→ Assignment:
Summarize the reader comments about Apple and the car industry in two sentences.

→ Exercise passage:

    – all those buttons on the console? Gone.

  3. Uh, four decades ago, Detroit was not caught by surprise. Geez, read history for Christ sake. Lee had alright ficus send this back in the Sixities and the hybrid car had patent laid down until the early 1971. What happened was conversions with the government and the part if anything happened they would get assistance. Well, Detroit was prepping for a high fuel mileage cars. They were ambushed by both government, accounts, and the wholesale destruction of engineering to penny rubbing Sales/Accountants.

  4. Seems it took Apple to light a fire under lazy car industry behinds who seem far too casual and lackadaisical about electric cars. And hilariously now are in a Keystone Kops panic mode fearing being left behind. Leave it to them and none of this would happen in timely fashion, all the more pointing to the reasons why they should be exterminated. Not to be cold-hearted about it but it’s the survival of the future technology fittest.

    1. Actually it was the success of Tesla. The idea that a new upstart car maker could just make a car that people wait on waiting lists for took them by surprise.

      By extension, it was the success of Tesla that likely gave Apple and Google the idea to pursue the car dream further. Google has shown their cards. Apple is keeping them close, as usual. Remember, Apple rarely pioneers an industry, they enter in an established industry where they can make a difference. iPhone, iPod, Apple Watch, iPad…

      1. I’m not debating what Apple does or does not pioneer, but once they entered into the fray entrenched automakers took more notice than they did with Tesla. Tesla may have made them glance casually in their electric direction, Apple jolted them out of their seats and got them to stand up and take notice, initiating action. Apple has the true resources to make things happen relatively quickly.

        And BTW Apple was the first to get the form and interface those devices were intended to take first as in the iPhone, iPod, Apple Watch and iPad. It’s as though any pre-existing concept like a flying car, if they so invented and marketed, wouldn’t be valid or would they get the credit for simply because we saw it first in books, on TV and the movies. The imagination is free, realization and creating correctly much harder. And we can imagine quite a lot. 🙂

  5. Years ago, apple show us what a really “smart” phone can do and not the crappy things we used to know and call smart.
    Apple is doing the same whit the smart watch…
    Now, will do it for the smart car, and I am not talking about Mercedes Benz “smart for two” (which I really like)

  6. I’m in the market for a new or newer vehicle. It needs to be a all wheel drive or 4WD, have heated and cooled leather seats, a heated steering wheel and a hole in the roof, plus the vehicle must have Apple CarPlay: what vehicle can I buy today that does these things?

  7. The location gives them access to the region’s tech powerhouses, including Google Inc.

    Considering the prototype self-driving cars we’ve recently been seeing from other companies, I would NOT consider Google to be any kind of ‘powerhouse’ in the upcoming automotive industry revolution. The Google Self-Driving Car looks like a half-hearted joke of a prototype when compared side-by-side with the rapidly developing alternatives.

→ Data for review:
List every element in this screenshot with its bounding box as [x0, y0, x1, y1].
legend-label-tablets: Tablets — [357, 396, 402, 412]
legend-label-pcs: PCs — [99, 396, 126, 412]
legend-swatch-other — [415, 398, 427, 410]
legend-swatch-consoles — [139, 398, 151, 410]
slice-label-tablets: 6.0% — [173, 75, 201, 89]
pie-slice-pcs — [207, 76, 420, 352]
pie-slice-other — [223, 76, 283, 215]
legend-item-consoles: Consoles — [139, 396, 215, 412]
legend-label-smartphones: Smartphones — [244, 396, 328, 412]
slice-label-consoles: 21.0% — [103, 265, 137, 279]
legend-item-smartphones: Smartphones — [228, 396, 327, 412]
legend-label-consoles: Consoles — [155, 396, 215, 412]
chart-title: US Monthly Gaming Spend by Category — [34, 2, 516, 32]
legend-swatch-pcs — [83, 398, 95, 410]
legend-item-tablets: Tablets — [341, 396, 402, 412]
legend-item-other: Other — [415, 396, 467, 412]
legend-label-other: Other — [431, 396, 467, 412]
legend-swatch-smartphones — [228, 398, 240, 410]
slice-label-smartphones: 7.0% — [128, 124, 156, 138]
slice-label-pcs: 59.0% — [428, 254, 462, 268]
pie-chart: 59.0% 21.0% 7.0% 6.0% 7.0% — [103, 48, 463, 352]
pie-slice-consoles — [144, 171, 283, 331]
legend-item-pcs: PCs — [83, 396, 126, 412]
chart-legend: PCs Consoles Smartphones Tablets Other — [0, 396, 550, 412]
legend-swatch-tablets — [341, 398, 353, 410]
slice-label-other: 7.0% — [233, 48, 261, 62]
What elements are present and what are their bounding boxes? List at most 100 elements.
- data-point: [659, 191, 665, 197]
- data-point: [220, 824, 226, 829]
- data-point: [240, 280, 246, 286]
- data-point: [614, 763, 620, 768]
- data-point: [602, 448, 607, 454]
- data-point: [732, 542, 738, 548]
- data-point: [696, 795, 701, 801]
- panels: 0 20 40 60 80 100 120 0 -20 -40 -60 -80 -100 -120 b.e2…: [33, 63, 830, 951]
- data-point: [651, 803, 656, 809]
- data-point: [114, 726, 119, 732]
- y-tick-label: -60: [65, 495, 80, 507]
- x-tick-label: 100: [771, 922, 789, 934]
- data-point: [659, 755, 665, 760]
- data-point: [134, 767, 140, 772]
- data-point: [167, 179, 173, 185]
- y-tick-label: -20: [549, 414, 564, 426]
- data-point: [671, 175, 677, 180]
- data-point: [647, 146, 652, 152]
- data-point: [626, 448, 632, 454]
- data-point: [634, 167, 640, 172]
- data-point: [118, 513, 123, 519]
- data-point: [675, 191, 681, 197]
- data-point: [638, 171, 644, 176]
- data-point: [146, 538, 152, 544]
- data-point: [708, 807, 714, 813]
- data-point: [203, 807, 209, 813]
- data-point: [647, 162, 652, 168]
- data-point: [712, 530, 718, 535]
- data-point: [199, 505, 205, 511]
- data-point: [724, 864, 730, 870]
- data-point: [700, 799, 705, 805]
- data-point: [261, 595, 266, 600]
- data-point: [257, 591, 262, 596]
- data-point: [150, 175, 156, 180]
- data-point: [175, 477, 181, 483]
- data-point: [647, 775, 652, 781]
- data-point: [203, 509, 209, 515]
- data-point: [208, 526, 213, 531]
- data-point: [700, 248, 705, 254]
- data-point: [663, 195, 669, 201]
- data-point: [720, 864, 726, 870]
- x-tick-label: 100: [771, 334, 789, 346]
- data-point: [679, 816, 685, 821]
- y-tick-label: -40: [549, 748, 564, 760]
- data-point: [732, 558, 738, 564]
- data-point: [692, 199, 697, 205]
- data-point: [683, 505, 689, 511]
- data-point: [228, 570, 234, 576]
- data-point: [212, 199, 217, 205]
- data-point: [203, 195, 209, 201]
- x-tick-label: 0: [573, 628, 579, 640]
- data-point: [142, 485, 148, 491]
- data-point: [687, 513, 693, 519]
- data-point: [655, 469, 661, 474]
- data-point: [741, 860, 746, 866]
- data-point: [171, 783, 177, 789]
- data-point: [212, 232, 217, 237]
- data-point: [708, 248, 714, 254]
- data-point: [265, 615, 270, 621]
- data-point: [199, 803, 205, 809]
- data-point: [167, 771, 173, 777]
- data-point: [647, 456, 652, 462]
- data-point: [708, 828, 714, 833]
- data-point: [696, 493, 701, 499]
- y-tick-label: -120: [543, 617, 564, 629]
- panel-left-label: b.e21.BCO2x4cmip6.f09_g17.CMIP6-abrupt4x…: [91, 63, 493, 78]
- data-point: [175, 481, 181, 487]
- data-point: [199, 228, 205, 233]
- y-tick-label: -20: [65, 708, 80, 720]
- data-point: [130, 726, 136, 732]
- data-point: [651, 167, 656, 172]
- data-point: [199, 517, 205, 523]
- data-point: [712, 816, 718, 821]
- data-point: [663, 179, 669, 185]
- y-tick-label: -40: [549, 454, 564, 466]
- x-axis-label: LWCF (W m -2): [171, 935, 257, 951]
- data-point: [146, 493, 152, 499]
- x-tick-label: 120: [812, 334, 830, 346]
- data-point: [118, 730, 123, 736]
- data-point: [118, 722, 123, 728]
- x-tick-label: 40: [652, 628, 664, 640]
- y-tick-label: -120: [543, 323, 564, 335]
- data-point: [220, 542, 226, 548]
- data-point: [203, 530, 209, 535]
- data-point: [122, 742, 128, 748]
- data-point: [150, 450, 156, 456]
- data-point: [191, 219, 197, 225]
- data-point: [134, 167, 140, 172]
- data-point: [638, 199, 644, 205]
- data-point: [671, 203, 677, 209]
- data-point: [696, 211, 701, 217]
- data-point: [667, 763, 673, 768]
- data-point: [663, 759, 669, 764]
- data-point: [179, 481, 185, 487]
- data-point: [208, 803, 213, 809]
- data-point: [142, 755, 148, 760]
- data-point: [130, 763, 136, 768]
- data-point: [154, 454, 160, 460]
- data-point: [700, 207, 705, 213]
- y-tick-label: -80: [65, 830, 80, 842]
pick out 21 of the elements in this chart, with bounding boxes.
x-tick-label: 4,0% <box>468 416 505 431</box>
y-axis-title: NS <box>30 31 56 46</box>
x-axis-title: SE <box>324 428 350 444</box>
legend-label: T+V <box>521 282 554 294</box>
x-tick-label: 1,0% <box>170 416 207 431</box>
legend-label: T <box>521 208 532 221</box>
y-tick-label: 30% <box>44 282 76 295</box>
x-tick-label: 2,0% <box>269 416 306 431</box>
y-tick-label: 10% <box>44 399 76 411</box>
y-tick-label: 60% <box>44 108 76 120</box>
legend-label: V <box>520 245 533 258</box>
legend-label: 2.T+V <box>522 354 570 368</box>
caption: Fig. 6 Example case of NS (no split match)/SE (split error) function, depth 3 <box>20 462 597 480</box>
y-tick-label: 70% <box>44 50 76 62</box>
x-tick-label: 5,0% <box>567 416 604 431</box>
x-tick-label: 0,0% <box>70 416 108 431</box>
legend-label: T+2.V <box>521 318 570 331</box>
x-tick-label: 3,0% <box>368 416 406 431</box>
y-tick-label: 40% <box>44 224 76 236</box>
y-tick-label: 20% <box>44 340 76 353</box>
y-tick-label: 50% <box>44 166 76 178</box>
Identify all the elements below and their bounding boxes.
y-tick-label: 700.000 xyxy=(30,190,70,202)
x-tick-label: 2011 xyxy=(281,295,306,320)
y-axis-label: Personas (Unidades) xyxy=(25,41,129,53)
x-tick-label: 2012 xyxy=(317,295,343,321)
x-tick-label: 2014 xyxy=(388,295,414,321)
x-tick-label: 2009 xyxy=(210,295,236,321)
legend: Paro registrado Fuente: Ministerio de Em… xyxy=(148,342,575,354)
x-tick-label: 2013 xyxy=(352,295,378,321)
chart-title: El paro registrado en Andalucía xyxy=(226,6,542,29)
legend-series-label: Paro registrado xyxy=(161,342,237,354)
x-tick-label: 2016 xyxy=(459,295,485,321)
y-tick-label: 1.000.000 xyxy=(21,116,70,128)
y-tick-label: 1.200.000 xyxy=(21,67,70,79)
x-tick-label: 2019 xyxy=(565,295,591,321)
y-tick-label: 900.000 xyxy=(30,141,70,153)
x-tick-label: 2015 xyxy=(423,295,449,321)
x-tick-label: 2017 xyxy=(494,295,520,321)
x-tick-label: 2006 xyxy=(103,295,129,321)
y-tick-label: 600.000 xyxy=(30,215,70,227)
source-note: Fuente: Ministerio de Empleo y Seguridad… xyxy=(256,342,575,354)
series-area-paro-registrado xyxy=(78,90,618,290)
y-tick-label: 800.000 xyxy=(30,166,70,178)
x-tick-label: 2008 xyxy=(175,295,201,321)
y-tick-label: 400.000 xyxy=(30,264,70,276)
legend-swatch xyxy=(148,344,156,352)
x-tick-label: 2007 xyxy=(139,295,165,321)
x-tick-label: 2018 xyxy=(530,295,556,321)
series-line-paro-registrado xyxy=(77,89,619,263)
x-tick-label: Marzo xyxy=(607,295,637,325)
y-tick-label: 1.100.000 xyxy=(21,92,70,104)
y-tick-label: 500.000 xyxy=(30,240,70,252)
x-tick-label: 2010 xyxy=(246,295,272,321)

→ Written reply:
Commenters dispute what pushed established automakers toward electric cars: one credits Apple with jolting them into action, while another credits Tesla's success, which likely also gave Apple and Google the idea to pursue cars. Another praises Apple for showing what smart phones and smart watches can do and expects it to do the same for the smart car, while a final commenter judges Google's self-driving prototype a half-hearted joke next to rival efforts.